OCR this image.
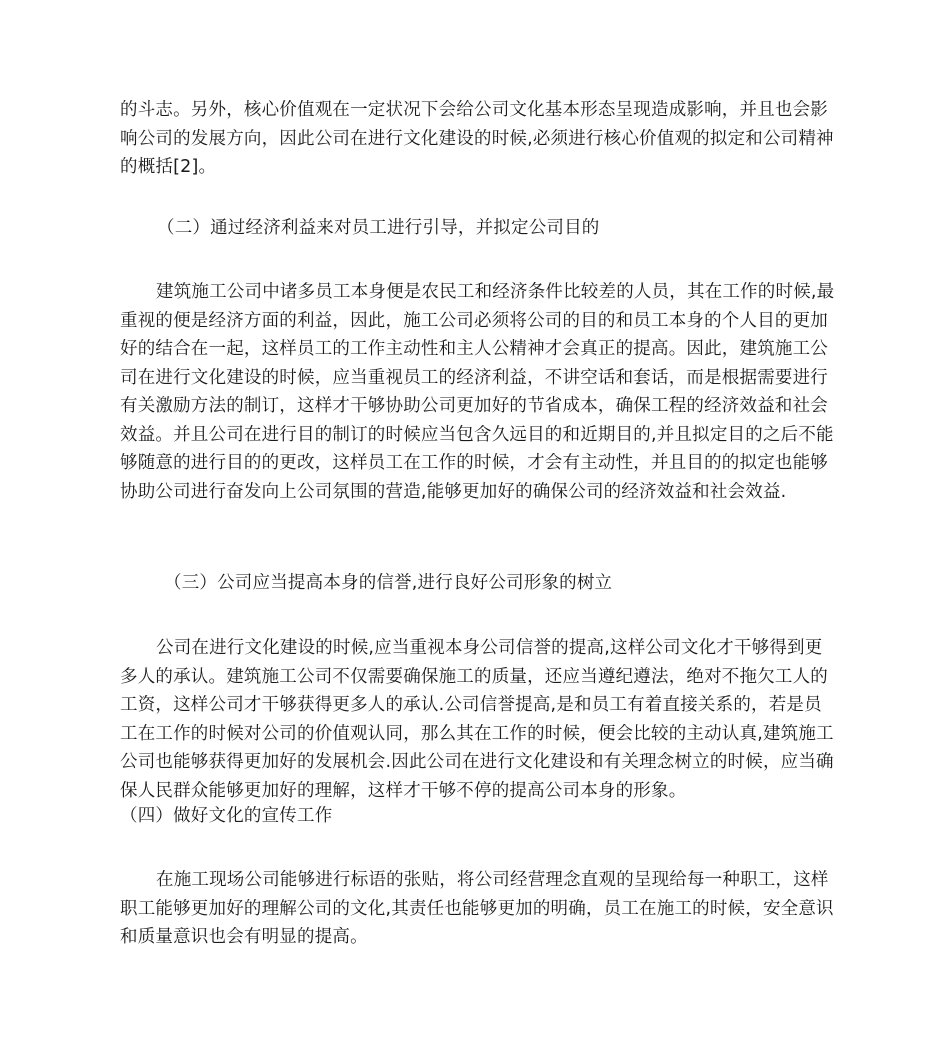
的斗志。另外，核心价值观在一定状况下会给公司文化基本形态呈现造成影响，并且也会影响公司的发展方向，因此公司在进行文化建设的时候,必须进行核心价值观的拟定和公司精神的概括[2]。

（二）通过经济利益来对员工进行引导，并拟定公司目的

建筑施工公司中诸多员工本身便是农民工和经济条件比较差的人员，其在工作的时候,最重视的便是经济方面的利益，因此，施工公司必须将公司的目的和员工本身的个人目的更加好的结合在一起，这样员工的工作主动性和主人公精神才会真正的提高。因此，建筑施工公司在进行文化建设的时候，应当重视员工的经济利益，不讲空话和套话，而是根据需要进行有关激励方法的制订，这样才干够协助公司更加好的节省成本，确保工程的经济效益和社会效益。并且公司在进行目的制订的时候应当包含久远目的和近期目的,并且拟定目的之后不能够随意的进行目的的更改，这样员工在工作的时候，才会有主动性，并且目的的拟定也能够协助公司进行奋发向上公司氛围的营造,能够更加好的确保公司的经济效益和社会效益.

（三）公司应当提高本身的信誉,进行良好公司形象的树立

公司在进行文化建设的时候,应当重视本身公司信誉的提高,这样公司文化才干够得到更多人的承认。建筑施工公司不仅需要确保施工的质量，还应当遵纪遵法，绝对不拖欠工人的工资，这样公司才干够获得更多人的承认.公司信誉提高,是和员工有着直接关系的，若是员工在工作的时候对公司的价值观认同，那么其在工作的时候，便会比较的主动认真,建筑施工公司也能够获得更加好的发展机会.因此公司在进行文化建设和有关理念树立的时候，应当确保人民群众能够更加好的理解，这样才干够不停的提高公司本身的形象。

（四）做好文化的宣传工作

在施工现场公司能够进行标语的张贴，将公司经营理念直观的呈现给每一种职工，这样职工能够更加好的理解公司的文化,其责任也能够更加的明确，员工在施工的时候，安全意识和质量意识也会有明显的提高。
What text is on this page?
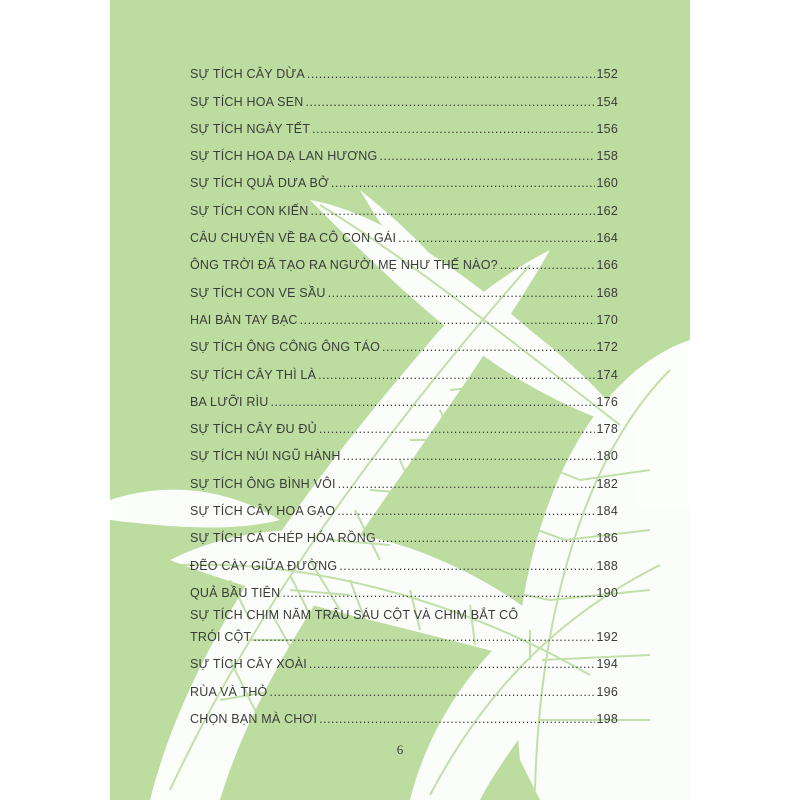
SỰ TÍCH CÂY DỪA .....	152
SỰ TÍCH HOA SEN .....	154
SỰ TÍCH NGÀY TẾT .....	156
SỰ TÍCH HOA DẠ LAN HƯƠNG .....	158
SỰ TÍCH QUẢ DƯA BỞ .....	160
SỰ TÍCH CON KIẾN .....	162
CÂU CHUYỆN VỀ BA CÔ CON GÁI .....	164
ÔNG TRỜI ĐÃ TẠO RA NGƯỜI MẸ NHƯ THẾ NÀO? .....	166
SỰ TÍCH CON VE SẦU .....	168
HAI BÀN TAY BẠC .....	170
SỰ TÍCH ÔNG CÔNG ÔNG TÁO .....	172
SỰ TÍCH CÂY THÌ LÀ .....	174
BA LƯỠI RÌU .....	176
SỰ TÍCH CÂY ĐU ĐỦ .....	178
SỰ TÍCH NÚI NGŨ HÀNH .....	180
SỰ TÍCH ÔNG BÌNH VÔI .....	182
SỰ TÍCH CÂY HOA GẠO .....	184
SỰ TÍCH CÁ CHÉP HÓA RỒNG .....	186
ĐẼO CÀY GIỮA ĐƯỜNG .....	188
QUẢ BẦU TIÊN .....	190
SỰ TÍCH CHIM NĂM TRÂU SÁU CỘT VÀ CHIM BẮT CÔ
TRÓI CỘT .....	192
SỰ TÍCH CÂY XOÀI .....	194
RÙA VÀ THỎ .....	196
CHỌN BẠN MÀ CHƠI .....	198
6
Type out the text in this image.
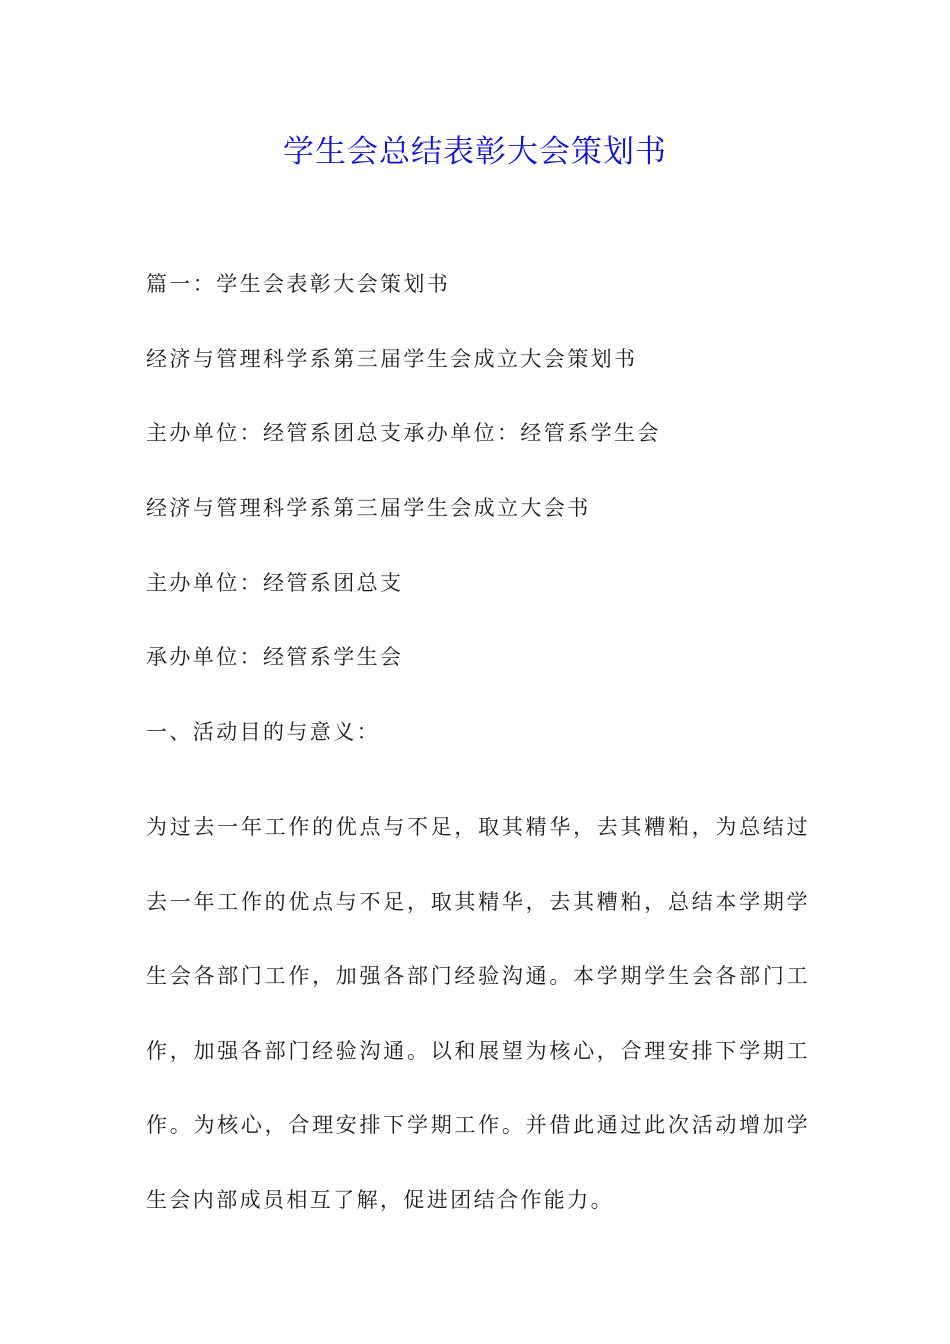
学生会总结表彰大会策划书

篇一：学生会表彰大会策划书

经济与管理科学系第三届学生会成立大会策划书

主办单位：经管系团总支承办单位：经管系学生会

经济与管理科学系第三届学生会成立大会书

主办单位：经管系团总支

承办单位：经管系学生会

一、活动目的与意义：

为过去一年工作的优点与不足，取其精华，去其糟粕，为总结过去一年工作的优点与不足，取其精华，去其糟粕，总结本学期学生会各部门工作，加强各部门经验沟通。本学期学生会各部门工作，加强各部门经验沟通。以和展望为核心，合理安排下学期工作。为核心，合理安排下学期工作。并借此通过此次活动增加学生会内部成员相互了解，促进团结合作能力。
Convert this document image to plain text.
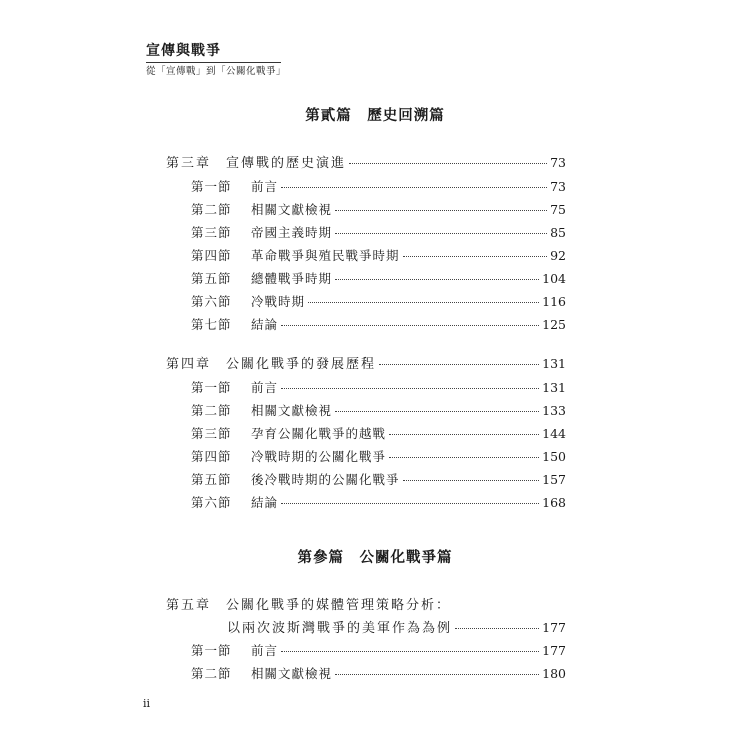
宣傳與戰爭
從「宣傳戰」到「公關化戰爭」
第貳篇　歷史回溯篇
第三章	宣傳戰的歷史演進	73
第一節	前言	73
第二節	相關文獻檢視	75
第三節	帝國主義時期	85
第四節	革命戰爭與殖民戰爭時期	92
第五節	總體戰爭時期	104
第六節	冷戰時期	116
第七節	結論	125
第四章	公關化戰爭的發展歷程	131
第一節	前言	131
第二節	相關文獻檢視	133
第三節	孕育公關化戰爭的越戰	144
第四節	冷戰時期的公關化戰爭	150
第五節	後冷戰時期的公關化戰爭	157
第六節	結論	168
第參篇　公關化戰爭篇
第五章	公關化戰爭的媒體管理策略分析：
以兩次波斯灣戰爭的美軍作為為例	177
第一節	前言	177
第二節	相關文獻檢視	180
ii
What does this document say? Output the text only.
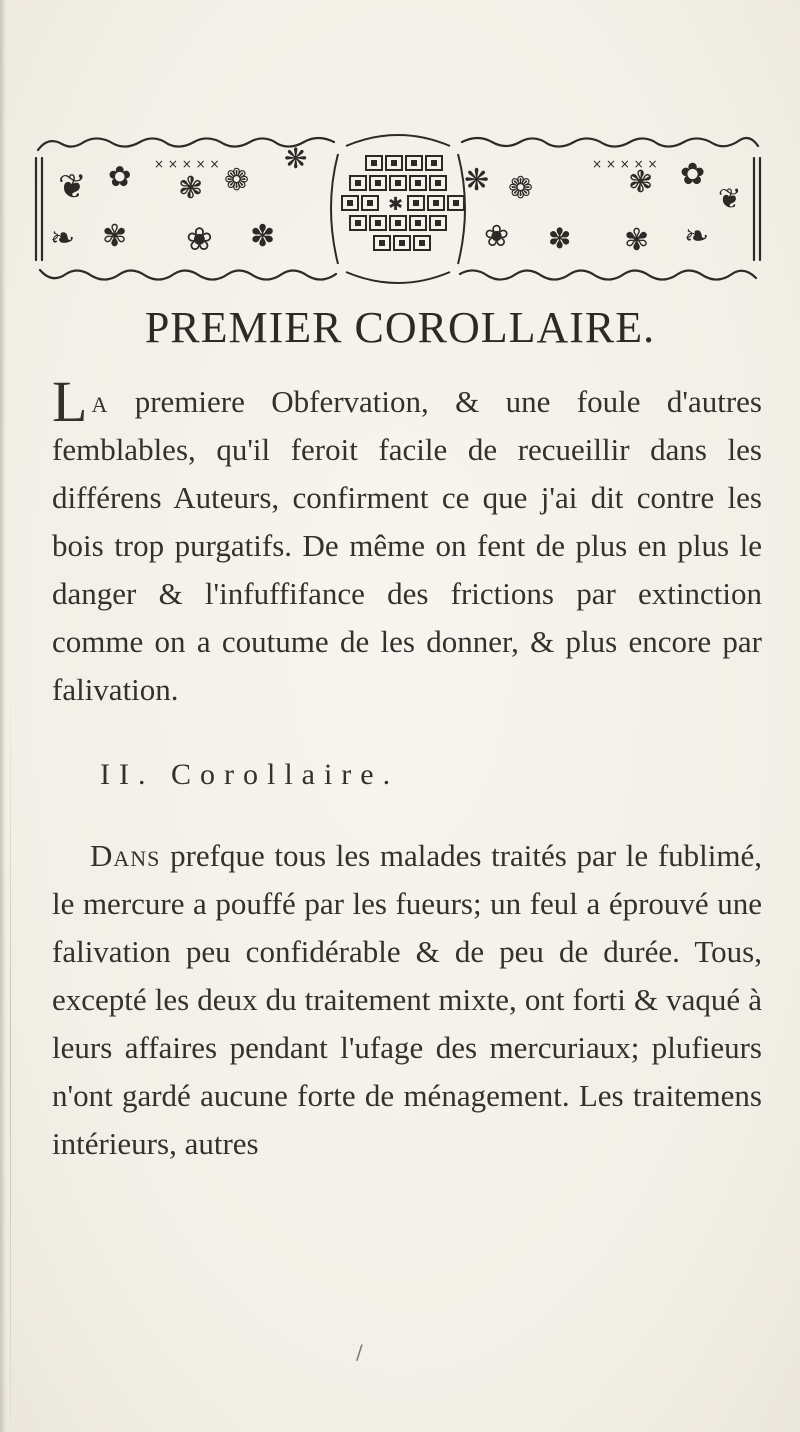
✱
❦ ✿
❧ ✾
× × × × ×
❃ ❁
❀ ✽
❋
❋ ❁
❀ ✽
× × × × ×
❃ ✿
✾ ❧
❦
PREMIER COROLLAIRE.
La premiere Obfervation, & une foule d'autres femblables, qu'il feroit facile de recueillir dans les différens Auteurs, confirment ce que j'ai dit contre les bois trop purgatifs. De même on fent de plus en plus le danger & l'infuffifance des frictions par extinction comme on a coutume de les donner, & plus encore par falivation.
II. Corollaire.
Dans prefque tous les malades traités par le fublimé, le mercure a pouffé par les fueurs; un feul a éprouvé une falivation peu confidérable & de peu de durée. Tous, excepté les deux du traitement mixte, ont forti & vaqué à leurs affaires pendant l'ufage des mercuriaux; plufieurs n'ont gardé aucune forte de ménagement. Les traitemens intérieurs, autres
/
_____
Go through the listing above and list every line that has the word "falivation".

La premiere Obfervation, & une foule d'autres femblables, qu'il feroit facile de recueillir dans les différens Auteurs, confirment ce que j'ai dit contre les bois trop purgatifs. De même on fent de plus en plus le danger & l'infuffifance des frictions par extinction comme on a coutume de les donner, & plus encore par falivation.
Dans prefque tous les malades traités par le fublimé, le mercure a pouffé par les fueurs; un feul a éprouvé une falivation peu confidérable & de peu de durée. Tous, excepté les deux du traitement mixte, ont forti & vaqué à leurs affaires pendant l'ufage des mercuriaux; plufieurs n'ont gardé aucune forte de ménagement. Les traitemens intérieurs, autres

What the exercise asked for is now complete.